*DATA SUPPLIED*

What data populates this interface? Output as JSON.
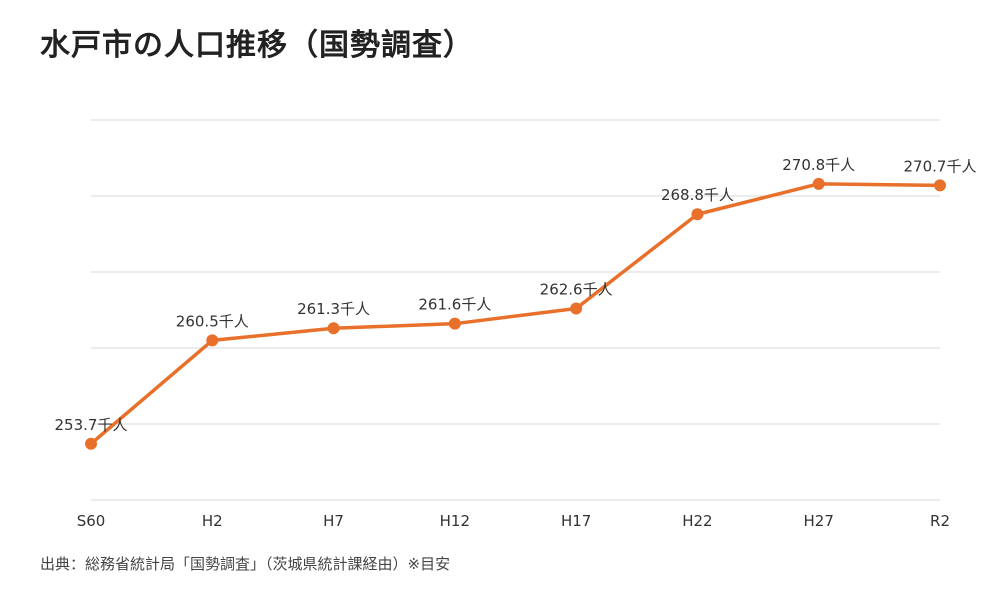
{
  "chart_data": {
    "type": "line",
    "title": "水戸市の人口推移（国勢調査）",
    "categories": [
      "S60",
      "H2",
      "H7",
      "H12",
      "H17",
      "H22",
      "H27",
      "R2"
    ],
    "series": [
      {
        "values": [
          253.7,
          260.5,
          261.3,
          261.6,
          262.6,
          268.8,
          270.8,
          270.7
        ],
        "data_labels": [
          "253.7千人",
          "260.5千人",
          "261.3千人",
          "261.6千人",
          "262.6千人",
          "268.8千人",
          "270.8千人",
          "270.7千人"
        ],
        "color": "#e8702a"
      }
    ],
    "xlabel": "",
    "ylabel": "",
    "ylim": [
      250,
      275
    ],
    "grid": true,
    "y_tick_labels_shown": false,
    "legend": "none",
    "gridline_color": "#d9d9d9",
    "source": "出典：総務省統計局「国勢調査」（茨城県統計課経由）※目安"
  }
}
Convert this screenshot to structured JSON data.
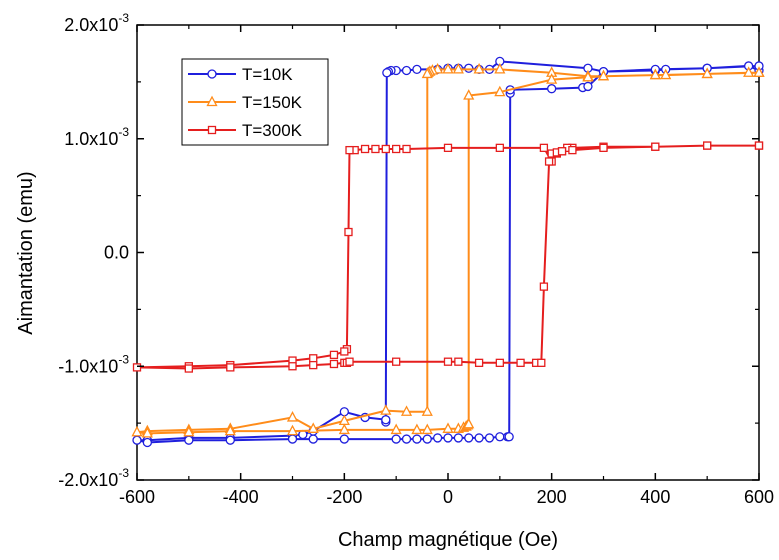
{
  "chart_data": {
    "type": "line",
    "xlabel": "Champ magnétique (Oe)",
    "ylabel": "Aimantation (emu)",
    "xlim": [
      -600,
      600
    ],
    "ylim": [
      -0.002,
      0.002
    ],
    "x_ticks": [
      -600,
      -400,
      -200,
      0,
      200,
      400,
      600
    ],
    "x_tick_labels": [
      "-600",
      "-400",
      "-200",
      "0",
      "200",
      "400",
      "600"
    ],
    "y_ticks": [
      -0.002,
      -0.001,
      0.0,
      0.001,
      0.002
    ],
    "y_tick_labels": [
      {
        "mant": "-2.0x10",
        "exp": "-3"
      },
      {
        "mant": "-1.0x10",
        "exp": "-3"
      },
      {
        "mant": "0.0",
        "exp": ""
      },
      {
        "mant": "1.0x10",
        "exp": "-3"
      },
      {
        "mant": "2.0x10",
        "exp": "-3"
      }
    ],
    "grid": false,
    "legend_position": "top-left",
    "series": [
      {
        "name": "T=10K",
        "color": "#1f1fdd",
        "marker": "circle",
        "x": [
          600,
          580,
          500,
          420,
          400,
          300,
          270,
          100,
          80,
          60,
          40,
          20,
          0,
          -20,
          -60,
          -80,
          -100,
          -110,
          -115,
          -118,
          -120,
          -120,
          -160,
          -200,
          -260,
          -280,
          -300,
          -420,
          -500,
          -580,
          -600,
          -580,
          -500,
          -420,
          -300,
          -260,
          -200,
          -100,
          -80,
          -60,
          -40,
          -20,
          0,
          20,
          40,
          60,
          80,
          100,
          115,
          118,
          120,
          120,
          200,
          260,
          270,
          300,
          400,
          500,
          600
        ],
        "y": [
          0.0016,
          0.00164,
          0.00162,
          0.00161,
          0.0016,
          0.00159,
          0.00162,
          0.00168,
          0.00161,
          0.00161,
          0.00162,
          0.00162,
          0.00162,
          0.00161,
          0.00161,
          0.0016,
          0.0016,
          0.0016,
          0.00159,
          0.00158,
          -0.00149,
          -0.00147,
          -0.00145,
          -0.0014,
          -0.00157,
          -0.0016,
          -0.00161,
          -0.00163,
          -0.00163,
          -0.00165,
          -0.00165,
          -0.00167,
          -0.00165,
          -0.00165,
          -0.00164,
          -0.00164,
          -0.00164,
          -0.00164,
          -0.00164,
          -0.00164,
          -0.00164,
          -0.00163,
          -0.00163,
          -0.00163,
          -0.00163,
          -0.00163,
          -0.00163,
          -0.00162,
          -0.00162,
          -0.00162,
          0.0014,
          0.00143,
          0.00144,
          0.00145,
          0.00146,
          0.00159,
          0.00161,
          0.00162,
          0.00164
        ]
      },
      {
        "name": "T=150K",
        "color": "#ff8c1a",
        "marker": "triangle",
        "x": [
          600,
          580,
          500,
          420,
          400,
          300,
          270,
          200,
          100,
          60,
          20,
          0,
          -20,
          -30,
          -35,
          -38,
          -40,
          -40,
          -80,
          -120,
          -200,
          -260,
          -300,
          -420,
          -500,
          -580,
          -600,
          -580,
          -500,
          -420,
          -300,
          -200,
          -100,
          -60,
          -40,
          0,
          20,
          30,
          35,
          38,
          40,
          40,
          100,
          200,
          270,
          300,
          400,
          500,
          600
        ],
        "y": [
          0.00158,
          0.00158,
          0.00157,
          0.00156,
          0.00156,
          0.00155,
          0.00155,
          0.00158,
          0.00161,
          0.00161,
          0.00161,
          0.00161,
          0.00161,
          0.0016,
          0.00159,
          0.00158,
          0.00157,
          -0.0014,
          -0.0014,
          -0.00139,
          -0.00148,
          -0.00155,
          -0.00145,
          -0.00155,
          -0.00156,
          -0.00157,
          -0.00158,
          -0.00159,
          -0.00158,
          -0.00157,
          -0.00157,
          -0.00156,
          -0.00156,
          -0.00156,
          -0.00156,
          -0.00155,
          -0.00155,
          -0.00154,
          -0.00153,
          -0.00152,
          -0.00151,
          0.00138,
          0.00141,
          0.00152,
          0.00154,
          0.00155,
          0.00156,
          0.00157,
          0.00158
        ]
      },
      {
        "name": "T=300K",
        "color": "#e51e1e",
        "marker": "square",
        "x": [
          600,
          500,
          400,
          300,
          240,
          230,
          220,
          210,
          200,
          185,
          100,
          0,
          -80,
          -100,
          -120,
          -140,
          -160,
          -180,
          -190,
          -192,
          -195,
          -200,
          -220,
          -260,
          -300,
          -420,
          -500,
          -600,
          -500,
          -420,
          -300,
          -260,
          -220,
          -200,
          -195,
          -190,
          -100,
          0,
          20,
          60,
          100,
          140,
          170,
          180,
          185,
          195,
          200,
          210,
          220,
          240,
          300,
          400,
          500,
          600
        ],
        "y": [
          0.00094,
          0.00094,
          0.00093,
          0.00093,
          0.00092,
          0.00092,
          0.00089,
          0.00087,
          0.0008,
          0.00092,
          0.00092,
          0.00092,
          0.00091,
          0.00091,
          0.00091,
          0.00091,
          0.00091,
          0.0009,
          0.0009,
          0.00018,
          -0.00085,
          -0.00087,
          -0.0009,
          -0.00093,
          -0.00095,
          -0.00099,
          -0.001,
          -0.00101,
          -0.00102,
          -0.00101,
          -0.001,
          -0.00099,
          -0.00098,
          -0.00097,
          -0.00097,
          -0.00096,
          -0.00096,
          -0.00096,
          -0.00096,
          -0.00097,
          -0.00097,
          -0.00097,
          -0.00097,
          -0.00097,
          -0.0003,
          0.0008,
          0.00087,
          0.00088,
          0.00089,
          0.0009,
          0.00092,
          0.00093,
          0.00094,
          0.00094
        ]
      }
    ]
  }
}
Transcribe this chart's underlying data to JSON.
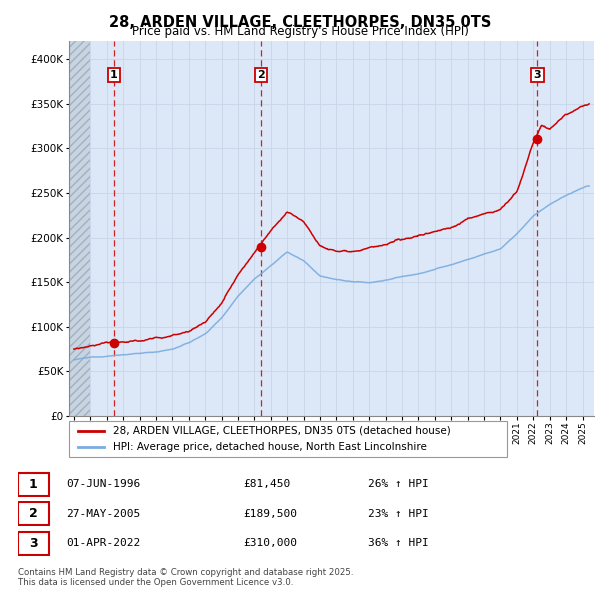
{
  "title": "28, ARDEN VILLAGE, CLEETHORPES, DN35 0TS",
  "subtitle": "Price paid vs. HM Land Registry's House Price Index (HPI)",
  "xlim_start": 1993.7,
  "xlim_end": 2025.7,
  "ylim": [
    0,
    420000
  ],
  "yticks": [
    0,
    50000,
    100000,
    150000,
    200000,
    250000,
    300000,
    350000,
    400000
  ],
  "sale_dates": [
    1996.44,
    2005.41,
    2022.25
  ],
  "sale_prices": [
    81450,
    189500,
    310000
  ],
  "sale_labels": [
    "1",
    "2",
    "3"
  ],
  "legend_line1": "28, ARDEN VILLAGE, CLEETHORPES, DN35 0TS (detached house)",
  "legend_line2": "HPI: Average price, detached house, North East Lincolnshire",
  "table_entries": [
    {
      "label": "1",
      "date": "07-JUN-1996",
      "price": "£81,450",
      "hpi": "26% ↑ HPI"
    },
    {
      "label": "2",
      "date": "27-MAY-2005",
      "price": "£189,500",
      "hpi": "23% ↑ HPI"
    },
    {
      "label": "3",
      "date": "01-APR-2022",
      "price": "£310,000",
      "hpi": "36% ↑ HPI"
    }
  ],
  "footer": "Contains HM Land Registry data © Crown copyright and database right 2025.\nThis data is licensed under the Open Government Licence v3.0.",
  "hpi_color": "#7aade0",
  "price_color": "#cc0000",
  "grid_color": "#c8d4e8",
  "vline_color": "#cc0000",
  "bg_color": "#dce8f8",
  "hatch_color": "#b8c8dc"
}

*WHAT TO DO*
Extract word for word every line from the line that contains "Transcribe this chart's" to the final line of the data, both included, and nothing else; skip the pictures.

*TASK SOLUTION*
Transcribe this chart's underlying data to JSON.
{
  "title": "28, ARDEN VILLAGE, CLEETHORPES, DN35 0TS",
  "subtitle": "Price paid vs. HM Land Registry's House Price Index (HPI)",
  "xlim_start": 1993.7,
  "xlim_end": 2025.7,
  "ylim": [
    0,
    420000
  ],
  "yticks": [
    0,
    50000,
    100000,
    150000,
    200000,
    250000,
    300000,
    350000,
    400000
  ],
  "sale_dates": [
    1996.44,
    2005.41,
    2022.25
  ],
  "sale_prices": [
    81450,
    189500,
    310000
  ],
  "sale_labels": [
    "1",
    "2",
    "3"
  ],
  "legend_line1": "28, ARDEN VILLAGE, CLEETHORPES, DN35 0TS (detached house)",
  "legend_line2": "HPI: Average price, detached house, North East Lincolnshire",
  "table_entries": [
    {
      "label": "1",
      "date": "07-JUN-1996",
      "price": "£81,450",
      "hpi": "26% ↑ HPI"
    },
    {
      "label": "2",
      "date": "27-MAY-2005",
      "price": "£189,500",
      "hpi": "23% ↑ HPI"
    },
    {
      "label": "3",
      "date": "01-APR-2022",
      "price": "£310,000",
      "hpi": "36% ↑ HPI"
    }
  ],
  "footer": "Contains HM Land Registry data © Crown copyright and database right 2025.\nThis data is licensed under the Open Government Licence v3.0.",
  "hpi_color": "#7aade0",
  "price_color": "#cc0000",
  "grid_color": "#c8d4e8",
  "vline_color": "#cc0000",
  "bg_color": "#dce8f8",
  "hatch_color": "#b8c8dc"
}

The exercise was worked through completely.